▶ THE REQUEST
Return every line of the data below that includes the string "icon".

Collected data entries
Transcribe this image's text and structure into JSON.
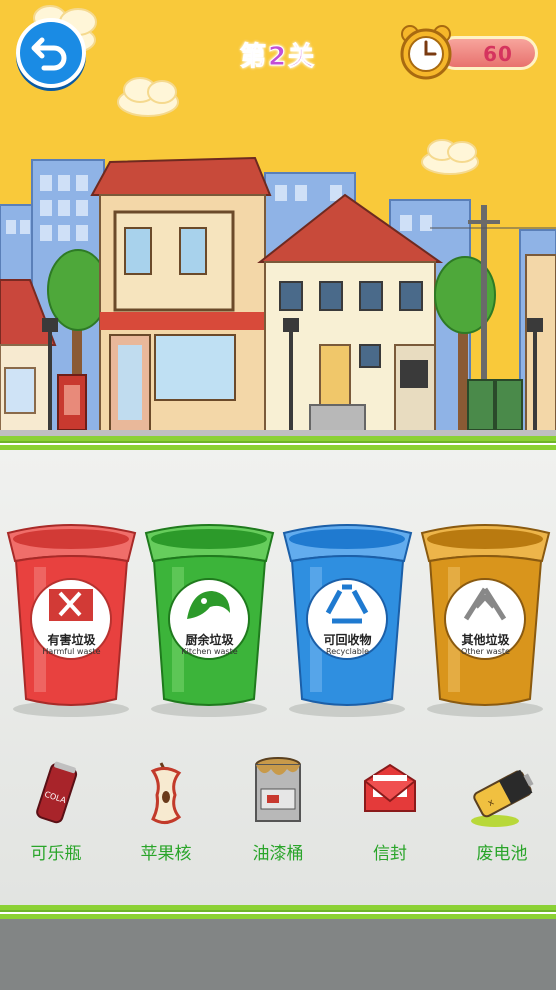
{
  "header": {
    "back_icon": "back-arrow-icon",
    "level_title": "第2关",
    "timer_icon": "alarm-clock-icon",
    "timer_value": "60"
  },
  "bins": [
    {
      "name_zh": "有害垃圾",
      "name_en": "Harmful waste",
      "color": "#e8413f",
      "icon": "harmful-waste-icon"
    },
    {
      "name_zh": "厨余垃圾",
      "name_en": "Kitchen waste",
      "color": "#3cb43a",
      "icon": "kitchen-waste-icon"
    },
    {
      "name_zh": "可回收物",
      "name_en": "Recyclable",
      "color": "#2f8fe0",
      "icon": "recycle-icon"
    },
    {
      "name_zh": "其他垃圾",
      "name_en": "Other waste",
      "color": "#d9951c",
      "icon": "other-waste-icon"
    }
  ],
  "items": [
    {
      "label": "可乐瓶",
      "icon": "cola-can-icon"
    },
    {
      "label": "苹果核",
      "icon": "apple-core-icon"
    },
    {
      "label": "油漆桶",
      "icon": "paint-bucket-icon"
    },
    {
      "label": "信封",
      "icon": "envelope-icon"
    },
    {
      "label": "废电池",
      "icon": "battery-icon"
    }
  ],
  "cola_can_text": "COLA",
  "colors": {
    "sky": "#f9c93a",
    "ground": "#8bd134",
    "label_green": "#2aa52a",
    "title_purple": "#c24fd6"
  }
}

▶ RESULT OF THE EXERCISE
    "back_icon": "back-arrow-icon",
    "timer_icon": "alarm-clock-icon",
      "icon": "harmful-waste-icon"
      "icon": "kitchen-waste-icon"
      "icon": "recycle-icon"
      "icon": "other-waste-icon"
      "icon": "cola-can-icon"
      "icon": "apple-core-icon"
      "icon": "paint-bucket-icon"
      "icon": "envelope-icon"
      "icon": "battery-icon"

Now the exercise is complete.